— Begin Given data —

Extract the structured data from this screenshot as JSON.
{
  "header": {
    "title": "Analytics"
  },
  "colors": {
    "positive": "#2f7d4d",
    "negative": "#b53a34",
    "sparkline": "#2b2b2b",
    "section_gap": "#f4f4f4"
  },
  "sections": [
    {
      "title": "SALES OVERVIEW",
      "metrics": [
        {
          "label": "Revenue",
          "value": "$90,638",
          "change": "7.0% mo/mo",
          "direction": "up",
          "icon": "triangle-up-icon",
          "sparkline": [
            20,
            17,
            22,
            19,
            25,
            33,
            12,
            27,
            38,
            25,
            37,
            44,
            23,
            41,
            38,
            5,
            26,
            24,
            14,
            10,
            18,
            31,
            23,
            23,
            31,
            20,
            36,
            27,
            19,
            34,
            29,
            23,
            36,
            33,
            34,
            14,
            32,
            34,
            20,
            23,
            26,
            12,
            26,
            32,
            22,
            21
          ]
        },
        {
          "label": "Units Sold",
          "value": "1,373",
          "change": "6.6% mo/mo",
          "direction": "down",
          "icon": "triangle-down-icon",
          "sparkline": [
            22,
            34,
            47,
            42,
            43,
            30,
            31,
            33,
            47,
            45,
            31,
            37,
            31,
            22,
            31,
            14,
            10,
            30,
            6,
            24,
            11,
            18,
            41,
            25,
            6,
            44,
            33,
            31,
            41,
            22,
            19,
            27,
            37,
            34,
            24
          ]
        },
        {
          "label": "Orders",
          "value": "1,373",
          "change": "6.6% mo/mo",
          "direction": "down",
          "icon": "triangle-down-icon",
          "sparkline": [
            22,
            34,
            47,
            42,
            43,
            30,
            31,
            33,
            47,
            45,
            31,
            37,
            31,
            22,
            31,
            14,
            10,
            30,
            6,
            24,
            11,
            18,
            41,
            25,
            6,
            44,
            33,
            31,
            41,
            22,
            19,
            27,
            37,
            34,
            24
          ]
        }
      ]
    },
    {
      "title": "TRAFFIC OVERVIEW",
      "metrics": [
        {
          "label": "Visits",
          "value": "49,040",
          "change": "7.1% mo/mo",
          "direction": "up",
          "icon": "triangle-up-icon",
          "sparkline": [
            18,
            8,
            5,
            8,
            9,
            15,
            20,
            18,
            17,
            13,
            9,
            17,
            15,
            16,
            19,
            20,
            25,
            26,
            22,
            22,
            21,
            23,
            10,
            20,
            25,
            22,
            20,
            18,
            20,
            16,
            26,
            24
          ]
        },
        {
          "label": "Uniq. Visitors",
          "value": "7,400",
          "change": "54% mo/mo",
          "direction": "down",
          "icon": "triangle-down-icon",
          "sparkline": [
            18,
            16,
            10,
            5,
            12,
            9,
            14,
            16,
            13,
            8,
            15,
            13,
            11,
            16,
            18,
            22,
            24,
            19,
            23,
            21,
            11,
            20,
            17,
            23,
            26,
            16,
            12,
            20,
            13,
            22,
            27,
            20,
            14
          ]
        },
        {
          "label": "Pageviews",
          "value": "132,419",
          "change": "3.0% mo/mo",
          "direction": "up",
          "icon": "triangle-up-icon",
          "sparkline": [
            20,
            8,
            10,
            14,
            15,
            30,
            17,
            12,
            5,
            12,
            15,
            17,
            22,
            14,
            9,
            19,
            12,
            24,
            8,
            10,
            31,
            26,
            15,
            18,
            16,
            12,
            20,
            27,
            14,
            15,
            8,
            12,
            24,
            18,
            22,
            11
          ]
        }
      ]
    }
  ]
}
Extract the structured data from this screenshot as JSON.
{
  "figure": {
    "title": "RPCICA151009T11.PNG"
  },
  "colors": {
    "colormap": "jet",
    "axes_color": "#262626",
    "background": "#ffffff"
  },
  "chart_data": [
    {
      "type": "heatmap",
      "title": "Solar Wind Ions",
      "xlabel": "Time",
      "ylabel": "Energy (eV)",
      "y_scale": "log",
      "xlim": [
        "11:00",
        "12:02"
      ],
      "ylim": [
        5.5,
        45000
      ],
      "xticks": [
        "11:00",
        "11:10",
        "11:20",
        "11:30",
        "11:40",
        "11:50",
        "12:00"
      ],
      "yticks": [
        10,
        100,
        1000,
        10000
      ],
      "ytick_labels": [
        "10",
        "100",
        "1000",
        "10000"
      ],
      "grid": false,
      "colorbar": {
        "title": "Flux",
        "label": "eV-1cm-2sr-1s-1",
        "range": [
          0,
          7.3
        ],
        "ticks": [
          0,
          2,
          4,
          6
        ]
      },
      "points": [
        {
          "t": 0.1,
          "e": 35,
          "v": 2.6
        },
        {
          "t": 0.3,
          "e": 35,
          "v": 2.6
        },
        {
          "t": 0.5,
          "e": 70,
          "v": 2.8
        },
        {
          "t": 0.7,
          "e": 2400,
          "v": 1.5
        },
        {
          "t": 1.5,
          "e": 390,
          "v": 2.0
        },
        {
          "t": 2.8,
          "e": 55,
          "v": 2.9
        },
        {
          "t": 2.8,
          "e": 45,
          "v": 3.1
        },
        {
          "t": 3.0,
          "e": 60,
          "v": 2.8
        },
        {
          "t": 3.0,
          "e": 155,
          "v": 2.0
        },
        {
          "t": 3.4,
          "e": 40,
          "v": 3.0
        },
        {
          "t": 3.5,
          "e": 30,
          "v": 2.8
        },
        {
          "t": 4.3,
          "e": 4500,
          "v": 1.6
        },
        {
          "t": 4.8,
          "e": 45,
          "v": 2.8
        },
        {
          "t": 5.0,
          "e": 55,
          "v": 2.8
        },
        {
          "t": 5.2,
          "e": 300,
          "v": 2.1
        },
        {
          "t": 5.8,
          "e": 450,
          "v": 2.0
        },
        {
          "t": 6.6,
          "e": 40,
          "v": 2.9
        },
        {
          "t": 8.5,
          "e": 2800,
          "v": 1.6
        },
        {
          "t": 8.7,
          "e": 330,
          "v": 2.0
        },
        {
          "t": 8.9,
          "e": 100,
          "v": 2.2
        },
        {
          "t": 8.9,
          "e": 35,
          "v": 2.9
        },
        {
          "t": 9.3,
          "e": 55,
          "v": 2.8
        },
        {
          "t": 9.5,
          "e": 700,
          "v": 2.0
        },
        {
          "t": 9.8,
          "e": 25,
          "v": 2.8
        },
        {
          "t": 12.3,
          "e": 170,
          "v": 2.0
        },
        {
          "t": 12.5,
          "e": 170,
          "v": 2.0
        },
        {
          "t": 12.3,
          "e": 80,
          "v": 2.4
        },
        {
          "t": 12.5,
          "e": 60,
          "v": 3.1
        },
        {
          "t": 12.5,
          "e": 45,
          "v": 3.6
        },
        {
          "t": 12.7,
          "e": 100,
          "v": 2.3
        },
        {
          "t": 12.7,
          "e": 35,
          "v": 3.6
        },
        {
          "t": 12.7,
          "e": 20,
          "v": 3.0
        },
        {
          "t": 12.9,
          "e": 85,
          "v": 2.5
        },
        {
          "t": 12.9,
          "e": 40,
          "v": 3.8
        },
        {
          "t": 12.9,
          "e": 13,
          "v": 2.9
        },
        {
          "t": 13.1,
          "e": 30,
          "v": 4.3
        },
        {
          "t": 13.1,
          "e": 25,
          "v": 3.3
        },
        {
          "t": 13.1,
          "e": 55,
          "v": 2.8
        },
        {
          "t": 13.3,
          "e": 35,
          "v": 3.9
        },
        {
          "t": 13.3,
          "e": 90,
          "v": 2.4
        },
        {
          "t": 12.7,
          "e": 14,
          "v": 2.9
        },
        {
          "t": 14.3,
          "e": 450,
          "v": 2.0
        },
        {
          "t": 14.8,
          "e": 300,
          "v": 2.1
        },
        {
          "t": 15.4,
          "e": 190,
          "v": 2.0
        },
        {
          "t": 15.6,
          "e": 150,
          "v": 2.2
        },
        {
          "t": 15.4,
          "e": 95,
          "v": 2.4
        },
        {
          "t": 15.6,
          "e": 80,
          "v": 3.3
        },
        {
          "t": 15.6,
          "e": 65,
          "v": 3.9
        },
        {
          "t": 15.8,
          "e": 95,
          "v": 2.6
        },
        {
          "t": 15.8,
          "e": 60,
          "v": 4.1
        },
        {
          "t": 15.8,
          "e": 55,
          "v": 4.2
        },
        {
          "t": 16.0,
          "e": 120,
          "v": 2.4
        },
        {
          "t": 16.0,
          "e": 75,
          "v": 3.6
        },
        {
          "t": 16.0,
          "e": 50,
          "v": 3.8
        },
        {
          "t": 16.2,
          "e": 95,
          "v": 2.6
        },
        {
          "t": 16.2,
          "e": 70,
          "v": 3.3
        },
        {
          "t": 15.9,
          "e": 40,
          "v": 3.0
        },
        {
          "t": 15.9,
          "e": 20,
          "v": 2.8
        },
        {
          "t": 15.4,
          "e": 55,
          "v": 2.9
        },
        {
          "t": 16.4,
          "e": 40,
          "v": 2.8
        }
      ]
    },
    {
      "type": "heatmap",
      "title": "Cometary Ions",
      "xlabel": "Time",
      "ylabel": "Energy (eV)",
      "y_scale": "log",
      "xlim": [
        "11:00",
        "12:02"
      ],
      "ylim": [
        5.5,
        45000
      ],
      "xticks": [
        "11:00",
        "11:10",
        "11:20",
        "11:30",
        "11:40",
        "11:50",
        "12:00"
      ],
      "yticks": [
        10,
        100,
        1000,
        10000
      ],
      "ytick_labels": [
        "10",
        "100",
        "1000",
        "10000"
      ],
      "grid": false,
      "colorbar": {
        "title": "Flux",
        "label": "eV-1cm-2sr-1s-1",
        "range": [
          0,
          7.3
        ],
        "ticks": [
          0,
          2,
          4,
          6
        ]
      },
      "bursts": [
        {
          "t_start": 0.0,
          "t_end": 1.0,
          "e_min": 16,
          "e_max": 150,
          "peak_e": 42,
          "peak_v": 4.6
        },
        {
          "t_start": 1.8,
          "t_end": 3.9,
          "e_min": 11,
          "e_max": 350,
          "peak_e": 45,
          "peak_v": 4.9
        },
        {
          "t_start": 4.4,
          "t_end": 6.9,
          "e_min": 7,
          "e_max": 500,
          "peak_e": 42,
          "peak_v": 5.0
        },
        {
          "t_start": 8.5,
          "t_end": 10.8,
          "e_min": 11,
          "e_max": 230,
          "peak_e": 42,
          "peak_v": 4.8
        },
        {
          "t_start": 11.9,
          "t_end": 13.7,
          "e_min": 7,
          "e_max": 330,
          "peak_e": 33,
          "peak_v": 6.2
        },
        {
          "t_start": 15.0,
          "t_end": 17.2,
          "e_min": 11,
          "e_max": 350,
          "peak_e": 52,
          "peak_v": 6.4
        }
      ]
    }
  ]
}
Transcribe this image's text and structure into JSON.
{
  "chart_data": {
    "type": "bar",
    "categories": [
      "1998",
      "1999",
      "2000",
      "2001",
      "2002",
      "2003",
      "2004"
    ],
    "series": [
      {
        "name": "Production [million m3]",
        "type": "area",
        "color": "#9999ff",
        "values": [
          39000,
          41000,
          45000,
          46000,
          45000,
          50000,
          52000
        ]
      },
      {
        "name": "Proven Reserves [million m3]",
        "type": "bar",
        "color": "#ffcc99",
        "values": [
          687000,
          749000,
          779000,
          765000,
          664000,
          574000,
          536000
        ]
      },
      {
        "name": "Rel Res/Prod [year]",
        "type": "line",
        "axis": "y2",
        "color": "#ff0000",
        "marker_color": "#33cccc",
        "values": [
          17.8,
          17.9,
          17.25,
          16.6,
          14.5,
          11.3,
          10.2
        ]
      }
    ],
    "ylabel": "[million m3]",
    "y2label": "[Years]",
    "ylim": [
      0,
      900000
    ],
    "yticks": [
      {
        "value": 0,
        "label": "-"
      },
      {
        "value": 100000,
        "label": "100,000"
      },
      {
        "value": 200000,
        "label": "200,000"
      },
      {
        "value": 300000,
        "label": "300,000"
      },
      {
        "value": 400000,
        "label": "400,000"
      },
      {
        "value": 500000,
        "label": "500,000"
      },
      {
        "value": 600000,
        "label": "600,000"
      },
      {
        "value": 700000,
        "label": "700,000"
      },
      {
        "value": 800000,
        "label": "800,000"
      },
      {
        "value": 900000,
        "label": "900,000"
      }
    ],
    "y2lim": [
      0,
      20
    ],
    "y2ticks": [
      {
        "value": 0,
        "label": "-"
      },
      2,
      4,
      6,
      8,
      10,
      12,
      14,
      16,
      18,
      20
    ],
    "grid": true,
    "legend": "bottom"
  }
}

— End Given data —

_The task_
Locate all lines that include the word "name" and copy them out.

_Final answer_
        "name": "Production [million m3]",
        "name": "Proven Reserves [million m3]",
        "name": "Rel Res/Prod [year]",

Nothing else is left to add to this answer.